Stated problem =>
Put everything from the line containing "2074, 517, 2100]" down to the line containing "footer-links-column: Links ➤" into a Markdown table with the columns Row and Line, numbering each row and leaving out any blank lines.
>> START Source data
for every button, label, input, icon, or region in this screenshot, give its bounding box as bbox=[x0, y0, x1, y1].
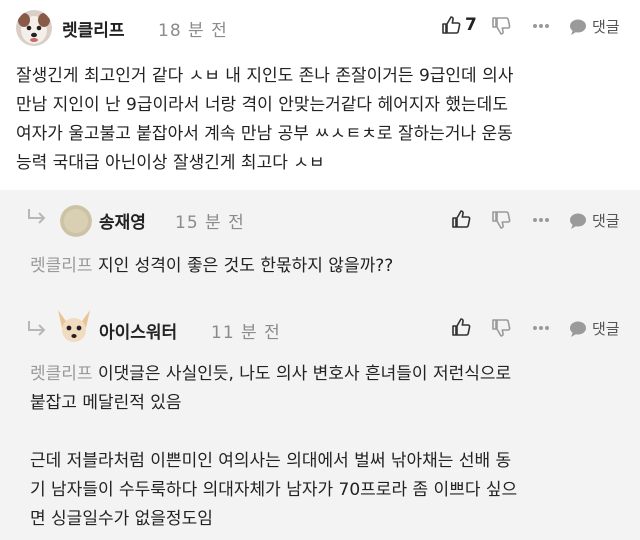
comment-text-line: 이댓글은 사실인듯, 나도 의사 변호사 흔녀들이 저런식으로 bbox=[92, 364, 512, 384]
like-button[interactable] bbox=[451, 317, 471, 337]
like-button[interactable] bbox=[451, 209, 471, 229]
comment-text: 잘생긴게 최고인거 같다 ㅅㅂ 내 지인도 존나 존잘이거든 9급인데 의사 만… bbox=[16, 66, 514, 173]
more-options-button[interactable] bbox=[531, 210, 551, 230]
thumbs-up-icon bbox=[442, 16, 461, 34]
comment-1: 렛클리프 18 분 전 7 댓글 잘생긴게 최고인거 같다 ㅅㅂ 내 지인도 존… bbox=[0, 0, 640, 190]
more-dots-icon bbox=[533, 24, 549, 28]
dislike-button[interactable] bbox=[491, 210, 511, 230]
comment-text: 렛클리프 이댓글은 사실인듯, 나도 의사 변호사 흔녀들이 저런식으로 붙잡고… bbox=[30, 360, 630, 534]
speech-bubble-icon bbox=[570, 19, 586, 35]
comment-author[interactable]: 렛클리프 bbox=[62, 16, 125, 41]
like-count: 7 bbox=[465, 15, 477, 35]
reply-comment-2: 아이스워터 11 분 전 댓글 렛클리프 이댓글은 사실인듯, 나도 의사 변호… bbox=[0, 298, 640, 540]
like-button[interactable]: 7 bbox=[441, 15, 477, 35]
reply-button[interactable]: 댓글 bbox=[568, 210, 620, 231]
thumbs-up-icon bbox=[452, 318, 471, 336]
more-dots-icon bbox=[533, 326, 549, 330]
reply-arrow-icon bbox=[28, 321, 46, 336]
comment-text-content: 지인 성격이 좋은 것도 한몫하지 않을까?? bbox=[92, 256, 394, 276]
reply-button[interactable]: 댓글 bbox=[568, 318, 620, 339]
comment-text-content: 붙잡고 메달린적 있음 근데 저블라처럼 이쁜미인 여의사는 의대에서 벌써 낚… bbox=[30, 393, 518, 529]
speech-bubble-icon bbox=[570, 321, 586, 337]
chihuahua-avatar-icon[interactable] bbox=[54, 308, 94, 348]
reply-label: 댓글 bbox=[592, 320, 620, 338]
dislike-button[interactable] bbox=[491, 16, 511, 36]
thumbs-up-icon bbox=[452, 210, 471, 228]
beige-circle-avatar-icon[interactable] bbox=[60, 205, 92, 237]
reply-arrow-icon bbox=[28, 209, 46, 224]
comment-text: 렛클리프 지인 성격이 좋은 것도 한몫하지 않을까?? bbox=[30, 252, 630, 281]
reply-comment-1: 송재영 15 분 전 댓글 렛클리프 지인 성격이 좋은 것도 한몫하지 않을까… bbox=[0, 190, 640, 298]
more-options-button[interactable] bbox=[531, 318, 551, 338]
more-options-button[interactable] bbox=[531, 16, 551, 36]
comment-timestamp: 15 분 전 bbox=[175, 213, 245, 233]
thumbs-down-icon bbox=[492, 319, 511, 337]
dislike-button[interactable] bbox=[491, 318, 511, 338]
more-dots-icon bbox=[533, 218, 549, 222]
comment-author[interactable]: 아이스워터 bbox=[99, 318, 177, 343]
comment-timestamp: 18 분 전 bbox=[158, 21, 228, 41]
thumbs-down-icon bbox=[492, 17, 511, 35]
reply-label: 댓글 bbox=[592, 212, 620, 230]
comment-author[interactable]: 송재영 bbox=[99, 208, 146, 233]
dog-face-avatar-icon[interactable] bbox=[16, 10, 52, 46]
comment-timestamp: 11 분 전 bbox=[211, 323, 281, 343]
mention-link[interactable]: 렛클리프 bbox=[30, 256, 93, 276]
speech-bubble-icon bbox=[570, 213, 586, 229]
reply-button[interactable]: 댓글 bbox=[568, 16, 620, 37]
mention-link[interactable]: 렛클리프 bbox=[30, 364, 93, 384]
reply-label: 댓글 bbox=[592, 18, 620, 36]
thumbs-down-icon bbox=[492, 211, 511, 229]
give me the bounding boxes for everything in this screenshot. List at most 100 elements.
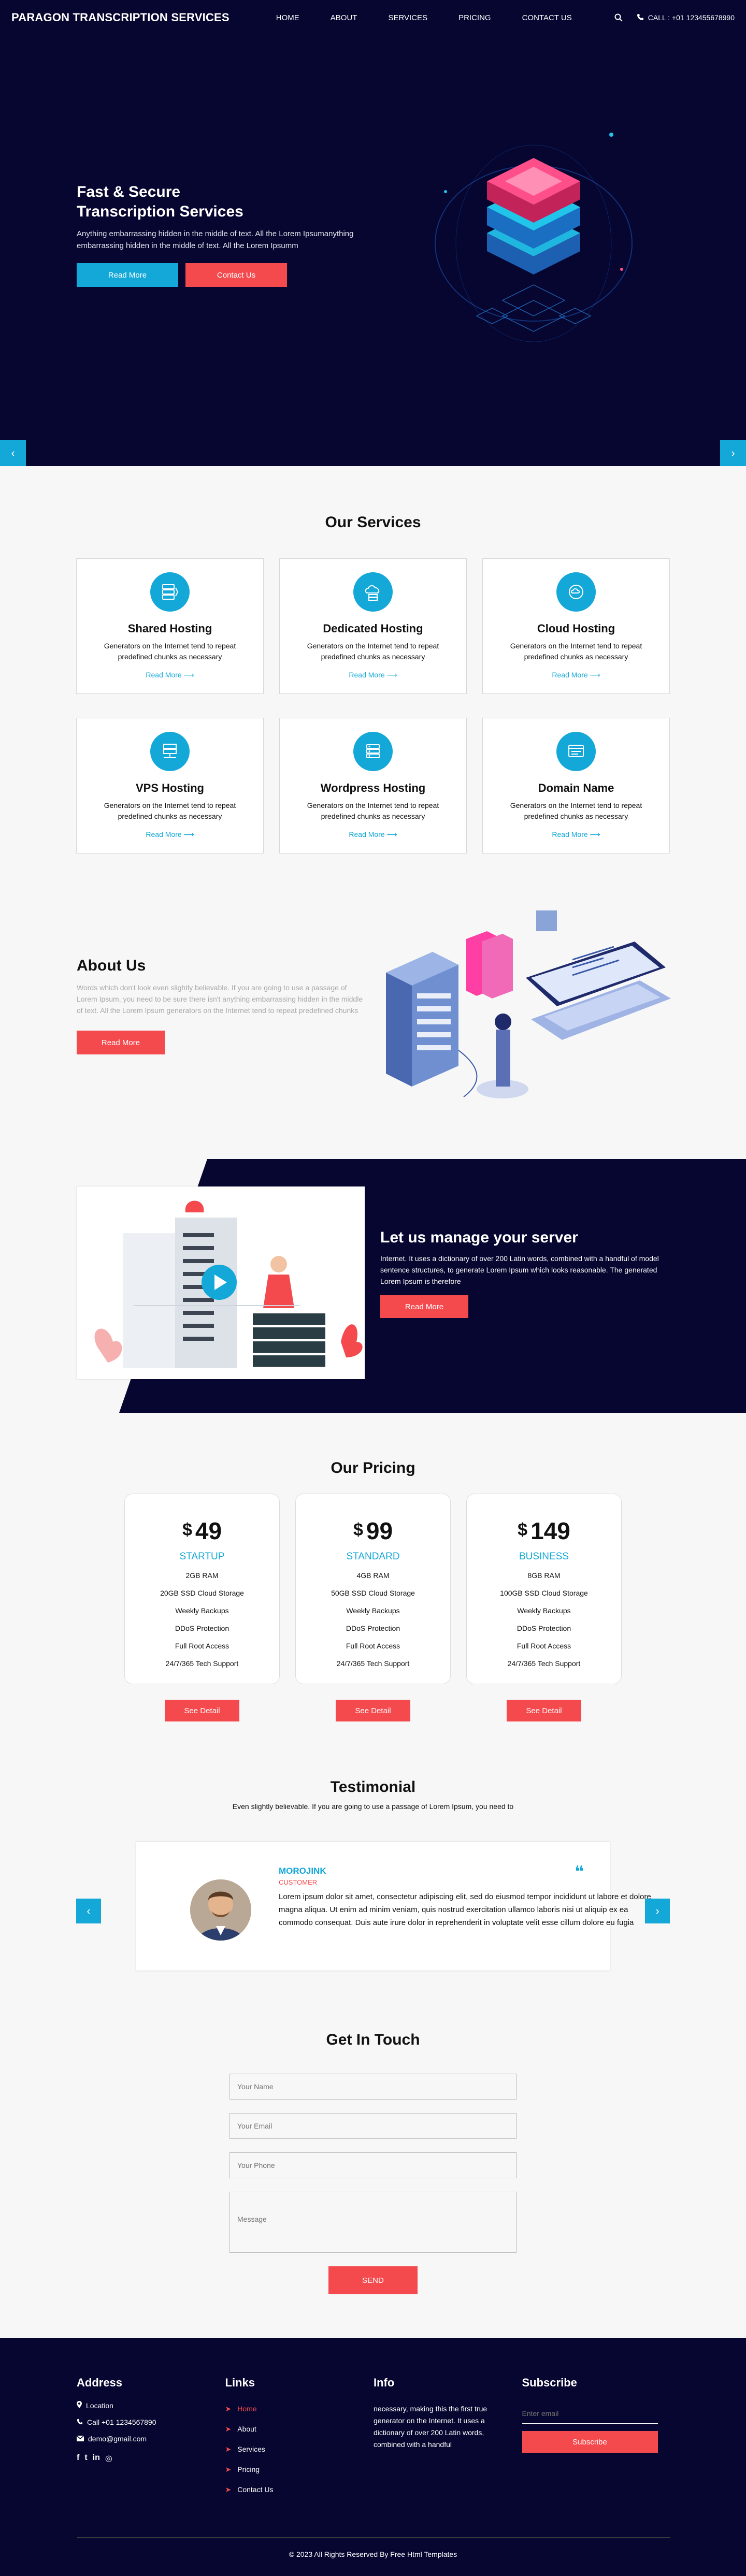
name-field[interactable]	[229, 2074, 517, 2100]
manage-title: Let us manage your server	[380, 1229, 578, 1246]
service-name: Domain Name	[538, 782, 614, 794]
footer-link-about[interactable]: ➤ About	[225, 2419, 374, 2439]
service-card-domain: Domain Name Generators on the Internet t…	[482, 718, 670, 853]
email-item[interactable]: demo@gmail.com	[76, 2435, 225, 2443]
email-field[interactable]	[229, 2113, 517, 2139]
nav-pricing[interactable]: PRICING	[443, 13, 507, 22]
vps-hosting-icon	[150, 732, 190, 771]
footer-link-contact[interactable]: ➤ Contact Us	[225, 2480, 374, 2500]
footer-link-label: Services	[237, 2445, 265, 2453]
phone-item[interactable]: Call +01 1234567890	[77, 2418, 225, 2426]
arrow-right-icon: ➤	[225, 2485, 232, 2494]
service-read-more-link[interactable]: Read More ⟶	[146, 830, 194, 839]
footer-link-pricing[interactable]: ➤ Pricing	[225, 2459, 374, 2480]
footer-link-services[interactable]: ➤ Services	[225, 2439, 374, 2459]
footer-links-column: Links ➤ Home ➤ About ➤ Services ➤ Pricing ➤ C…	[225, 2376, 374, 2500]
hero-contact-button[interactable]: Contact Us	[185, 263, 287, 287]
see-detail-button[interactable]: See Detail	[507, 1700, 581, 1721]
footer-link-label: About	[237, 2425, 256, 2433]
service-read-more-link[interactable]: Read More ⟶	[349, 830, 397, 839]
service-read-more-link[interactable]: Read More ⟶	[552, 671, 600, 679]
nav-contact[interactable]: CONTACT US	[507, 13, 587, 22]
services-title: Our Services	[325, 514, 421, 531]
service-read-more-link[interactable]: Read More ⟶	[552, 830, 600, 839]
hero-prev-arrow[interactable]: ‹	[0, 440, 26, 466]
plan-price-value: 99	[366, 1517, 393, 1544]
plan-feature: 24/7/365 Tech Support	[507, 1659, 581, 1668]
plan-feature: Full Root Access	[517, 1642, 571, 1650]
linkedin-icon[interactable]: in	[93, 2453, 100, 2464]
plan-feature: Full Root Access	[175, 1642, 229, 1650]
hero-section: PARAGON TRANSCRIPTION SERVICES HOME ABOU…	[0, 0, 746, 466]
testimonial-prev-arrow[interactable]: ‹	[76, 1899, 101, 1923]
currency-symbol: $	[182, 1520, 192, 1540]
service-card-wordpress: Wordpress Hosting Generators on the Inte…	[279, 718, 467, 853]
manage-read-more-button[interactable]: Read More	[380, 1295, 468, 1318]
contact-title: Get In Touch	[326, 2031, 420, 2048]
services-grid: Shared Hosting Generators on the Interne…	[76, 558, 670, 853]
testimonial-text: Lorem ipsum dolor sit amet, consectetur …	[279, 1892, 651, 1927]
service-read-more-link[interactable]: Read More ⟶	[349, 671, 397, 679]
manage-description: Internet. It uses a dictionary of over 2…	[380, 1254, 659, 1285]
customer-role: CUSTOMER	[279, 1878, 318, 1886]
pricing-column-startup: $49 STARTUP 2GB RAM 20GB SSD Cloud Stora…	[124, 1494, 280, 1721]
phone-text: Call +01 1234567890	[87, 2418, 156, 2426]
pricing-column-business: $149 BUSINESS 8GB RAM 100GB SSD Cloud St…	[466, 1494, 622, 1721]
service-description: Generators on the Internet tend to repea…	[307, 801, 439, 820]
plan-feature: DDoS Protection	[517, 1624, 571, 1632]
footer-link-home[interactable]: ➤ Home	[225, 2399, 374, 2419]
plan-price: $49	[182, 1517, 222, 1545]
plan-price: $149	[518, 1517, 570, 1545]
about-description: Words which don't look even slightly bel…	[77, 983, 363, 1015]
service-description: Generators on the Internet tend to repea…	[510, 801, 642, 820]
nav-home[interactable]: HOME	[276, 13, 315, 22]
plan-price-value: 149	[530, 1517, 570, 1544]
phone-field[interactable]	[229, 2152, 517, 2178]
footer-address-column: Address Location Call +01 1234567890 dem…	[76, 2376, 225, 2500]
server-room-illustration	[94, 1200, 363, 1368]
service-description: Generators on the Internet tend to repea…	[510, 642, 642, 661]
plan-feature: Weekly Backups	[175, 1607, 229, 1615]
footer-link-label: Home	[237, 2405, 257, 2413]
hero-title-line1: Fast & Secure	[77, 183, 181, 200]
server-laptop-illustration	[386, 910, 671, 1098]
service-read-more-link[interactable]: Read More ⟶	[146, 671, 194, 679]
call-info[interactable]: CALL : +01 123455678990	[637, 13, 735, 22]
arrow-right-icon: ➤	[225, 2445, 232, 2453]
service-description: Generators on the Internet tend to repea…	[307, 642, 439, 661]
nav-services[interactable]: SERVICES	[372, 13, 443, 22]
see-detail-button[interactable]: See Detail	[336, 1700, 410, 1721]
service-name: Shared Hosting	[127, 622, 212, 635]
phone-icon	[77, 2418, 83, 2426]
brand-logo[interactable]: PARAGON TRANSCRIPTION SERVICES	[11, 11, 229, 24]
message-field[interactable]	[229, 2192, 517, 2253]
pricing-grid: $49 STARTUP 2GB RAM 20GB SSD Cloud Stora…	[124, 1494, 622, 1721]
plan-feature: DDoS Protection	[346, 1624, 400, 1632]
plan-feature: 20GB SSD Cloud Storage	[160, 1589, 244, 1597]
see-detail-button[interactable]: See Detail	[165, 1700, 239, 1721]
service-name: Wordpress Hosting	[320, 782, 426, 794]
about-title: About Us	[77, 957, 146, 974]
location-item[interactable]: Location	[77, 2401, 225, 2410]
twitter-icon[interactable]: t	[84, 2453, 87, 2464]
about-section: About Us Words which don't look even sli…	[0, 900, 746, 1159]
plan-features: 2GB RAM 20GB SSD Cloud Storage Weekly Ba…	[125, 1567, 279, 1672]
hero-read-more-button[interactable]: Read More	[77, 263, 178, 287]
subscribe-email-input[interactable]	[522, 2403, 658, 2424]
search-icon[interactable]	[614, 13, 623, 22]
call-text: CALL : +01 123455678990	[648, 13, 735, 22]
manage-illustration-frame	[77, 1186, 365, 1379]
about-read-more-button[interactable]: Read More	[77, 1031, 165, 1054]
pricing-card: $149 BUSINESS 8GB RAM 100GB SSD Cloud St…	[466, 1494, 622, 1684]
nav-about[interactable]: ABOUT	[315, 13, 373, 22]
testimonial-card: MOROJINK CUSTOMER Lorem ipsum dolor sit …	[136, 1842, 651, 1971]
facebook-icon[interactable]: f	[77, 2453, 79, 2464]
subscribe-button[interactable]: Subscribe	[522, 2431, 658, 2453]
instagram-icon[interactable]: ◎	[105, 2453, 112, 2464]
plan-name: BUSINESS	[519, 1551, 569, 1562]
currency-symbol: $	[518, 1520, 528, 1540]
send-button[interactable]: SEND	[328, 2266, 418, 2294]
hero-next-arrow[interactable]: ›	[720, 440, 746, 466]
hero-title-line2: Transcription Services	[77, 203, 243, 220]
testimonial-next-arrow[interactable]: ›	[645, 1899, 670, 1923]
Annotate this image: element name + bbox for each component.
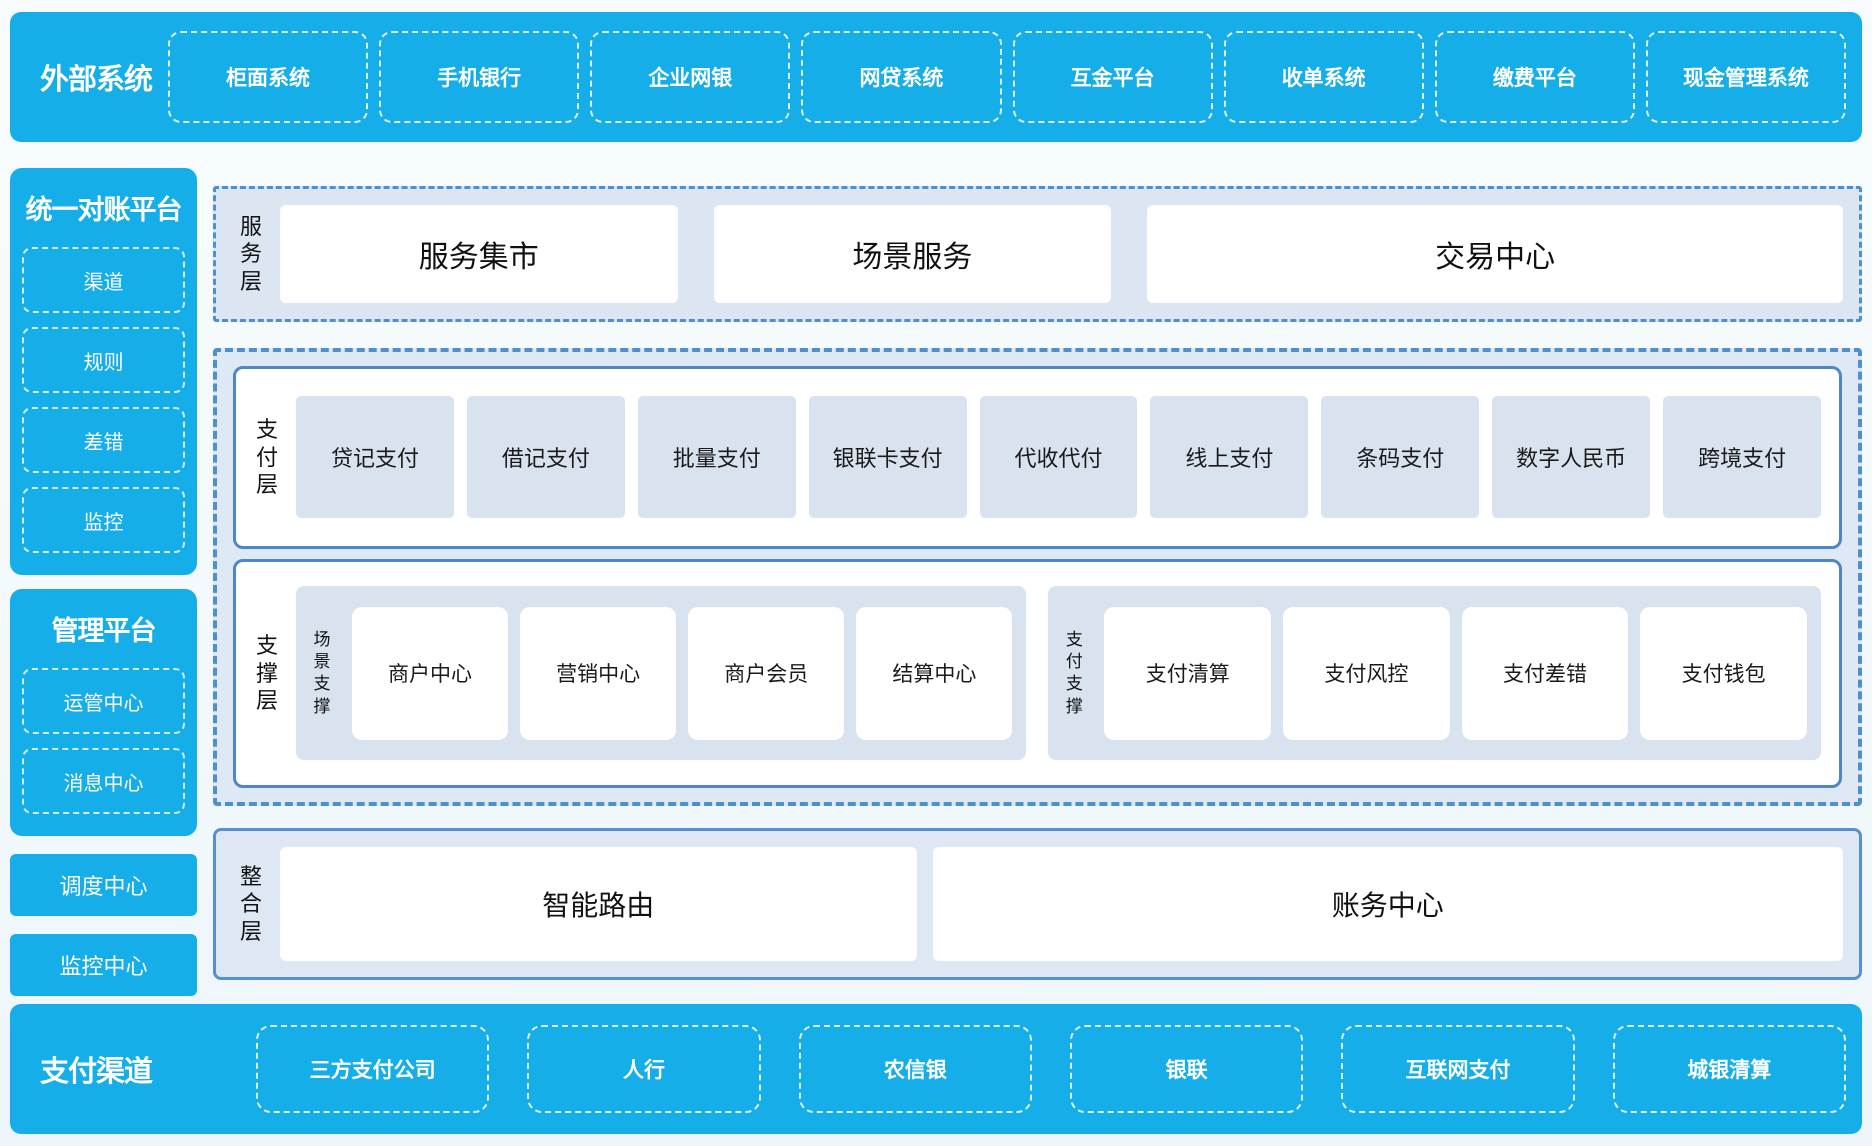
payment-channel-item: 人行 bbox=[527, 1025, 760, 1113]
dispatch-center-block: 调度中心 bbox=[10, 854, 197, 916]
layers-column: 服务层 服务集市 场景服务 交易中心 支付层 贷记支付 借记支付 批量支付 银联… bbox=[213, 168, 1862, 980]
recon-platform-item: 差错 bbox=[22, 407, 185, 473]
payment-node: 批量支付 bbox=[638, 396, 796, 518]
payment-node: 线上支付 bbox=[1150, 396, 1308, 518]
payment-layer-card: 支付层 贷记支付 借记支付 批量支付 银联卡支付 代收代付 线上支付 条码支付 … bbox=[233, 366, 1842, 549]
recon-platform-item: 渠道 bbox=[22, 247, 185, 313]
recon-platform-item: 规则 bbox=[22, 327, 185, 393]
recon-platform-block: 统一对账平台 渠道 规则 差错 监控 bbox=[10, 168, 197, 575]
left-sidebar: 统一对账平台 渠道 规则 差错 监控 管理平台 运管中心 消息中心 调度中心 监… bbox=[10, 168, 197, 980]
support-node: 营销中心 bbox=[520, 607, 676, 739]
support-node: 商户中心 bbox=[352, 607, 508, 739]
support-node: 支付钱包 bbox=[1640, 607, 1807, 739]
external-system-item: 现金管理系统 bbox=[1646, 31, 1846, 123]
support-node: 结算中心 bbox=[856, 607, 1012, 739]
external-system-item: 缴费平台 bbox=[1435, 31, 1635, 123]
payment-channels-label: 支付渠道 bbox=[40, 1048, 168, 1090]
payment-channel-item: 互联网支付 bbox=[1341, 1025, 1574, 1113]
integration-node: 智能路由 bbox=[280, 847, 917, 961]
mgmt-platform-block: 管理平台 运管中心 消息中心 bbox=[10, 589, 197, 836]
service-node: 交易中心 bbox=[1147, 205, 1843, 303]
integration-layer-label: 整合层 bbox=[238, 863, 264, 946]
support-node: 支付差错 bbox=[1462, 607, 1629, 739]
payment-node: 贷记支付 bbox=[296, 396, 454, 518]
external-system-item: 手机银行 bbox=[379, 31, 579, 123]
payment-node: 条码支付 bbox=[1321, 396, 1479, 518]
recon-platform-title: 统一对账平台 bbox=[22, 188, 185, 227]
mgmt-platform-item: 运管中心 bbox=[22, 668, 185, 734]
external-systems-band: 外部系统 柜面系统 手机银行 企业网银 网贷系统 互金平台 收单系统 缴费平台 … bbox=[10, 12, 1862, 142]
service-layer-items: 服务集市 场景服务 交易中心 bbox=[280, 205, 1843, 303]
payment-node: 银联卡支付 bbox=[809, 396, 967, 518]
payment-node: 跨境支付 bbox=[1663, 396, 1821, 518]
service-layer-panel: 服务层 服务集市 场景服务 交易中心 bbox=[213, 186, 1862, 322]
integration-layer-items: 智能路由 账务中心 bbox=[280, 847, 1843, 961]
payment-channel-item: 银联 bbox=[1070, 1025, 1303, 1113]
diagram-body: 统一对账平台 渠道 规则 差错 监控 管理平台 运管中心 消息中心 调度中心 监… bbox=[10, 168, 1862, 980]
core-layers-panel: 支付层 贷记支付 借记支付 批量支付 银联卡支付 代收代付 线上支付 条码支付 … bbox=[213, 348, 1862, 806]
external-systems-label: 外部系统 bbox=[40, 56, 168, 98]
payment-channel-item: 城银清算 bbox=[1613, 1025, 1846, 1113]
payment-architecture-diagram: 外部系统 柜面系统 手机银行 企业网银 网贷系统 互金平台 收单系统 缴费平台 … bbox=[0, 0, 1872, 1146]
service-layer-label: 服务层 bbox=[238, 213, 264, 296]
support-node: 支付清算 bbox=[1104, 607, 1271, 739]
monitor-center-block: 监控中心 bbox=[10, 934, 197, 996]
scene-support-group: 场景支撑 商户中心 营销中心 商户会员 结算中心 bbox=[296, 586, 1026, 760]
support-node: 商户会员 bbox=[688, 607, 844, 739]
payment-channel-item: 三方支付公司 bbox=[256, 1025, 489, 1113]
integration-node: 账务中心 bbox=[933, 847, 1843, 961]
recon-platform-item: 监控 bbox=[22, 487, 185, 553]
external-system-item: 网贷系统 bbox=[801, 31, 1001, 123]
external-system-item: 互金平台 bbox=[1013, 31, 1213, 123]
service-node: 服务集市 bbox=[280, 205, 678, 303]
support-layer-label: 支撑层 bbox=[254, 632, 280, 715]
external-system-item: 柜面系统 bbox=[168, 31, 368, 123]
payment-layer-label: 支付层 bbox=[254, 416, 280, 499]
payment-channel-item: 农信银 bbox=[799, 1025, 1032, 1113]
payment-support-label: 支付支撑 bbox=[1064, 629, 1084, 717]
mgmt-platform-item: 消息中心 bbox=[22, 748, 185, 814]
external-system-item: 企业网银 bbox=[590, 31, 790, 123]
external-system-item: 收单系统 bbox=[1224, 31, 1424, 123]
>> END Source data
Answer for the task =>
| Row | Line |
|---|---|
| 1 | name-field[interactable]	[229, 2074, 517, 2100] |
| 2 | manage-title: Let us manage your server	[380, 1229, 578, 1246] |
| 3 | service-name: Domain Name	[538, 782, 614, 794] |
| 4 | footer-link-about[interactable]: ➤ About	[225, 2419, 374, 2439] |
| 5 | service-card-domain: Domain Name Generators on the Internet t…	[482, 718, 670, 853] |
| 6 | email-item[interactable]: demo@gmail.com	[76, 2435, 225, 2443] |
| 7 | email-field[interactable]	[229, 2113, 517, 2139] |
| 8 | nav-pricing[interactable]: PRICING	[443, 13, 507, 22] |
| 9 | vps-hosting-icon	[150, 732, 190, 771] |
| 10 | footer-link-contact[interactable]: ➤ Contact Us	[225, 2480, 374, 2500] |
| 11 | footer-link-label: Services	[237, 2445, 265, 2453] |
| 12 | phone-item[interactable]: Call +01 1234567890	[77, 2418, 225, 2426] |
| 13 | arrow-right-icon: ➤	[225, 2485, 232, 2494] |
| 14 | service-read-more-link[interactable]: Read More ⟶	[146, 830, 194, 839] |
| 15 | footer-link-pricing[interactable]: ➤ Pricing	[225, 2459, 374, 2480] |
| 16 | footer-link-services[interactable]: ➤ Services	[225, 2439, 374, 2459] |
| 17 | footer-links-column: Links ➤ Home ➤ About ➤ Services ➤ Pricing ➤ C…	[225, 2376, 374, 2500] |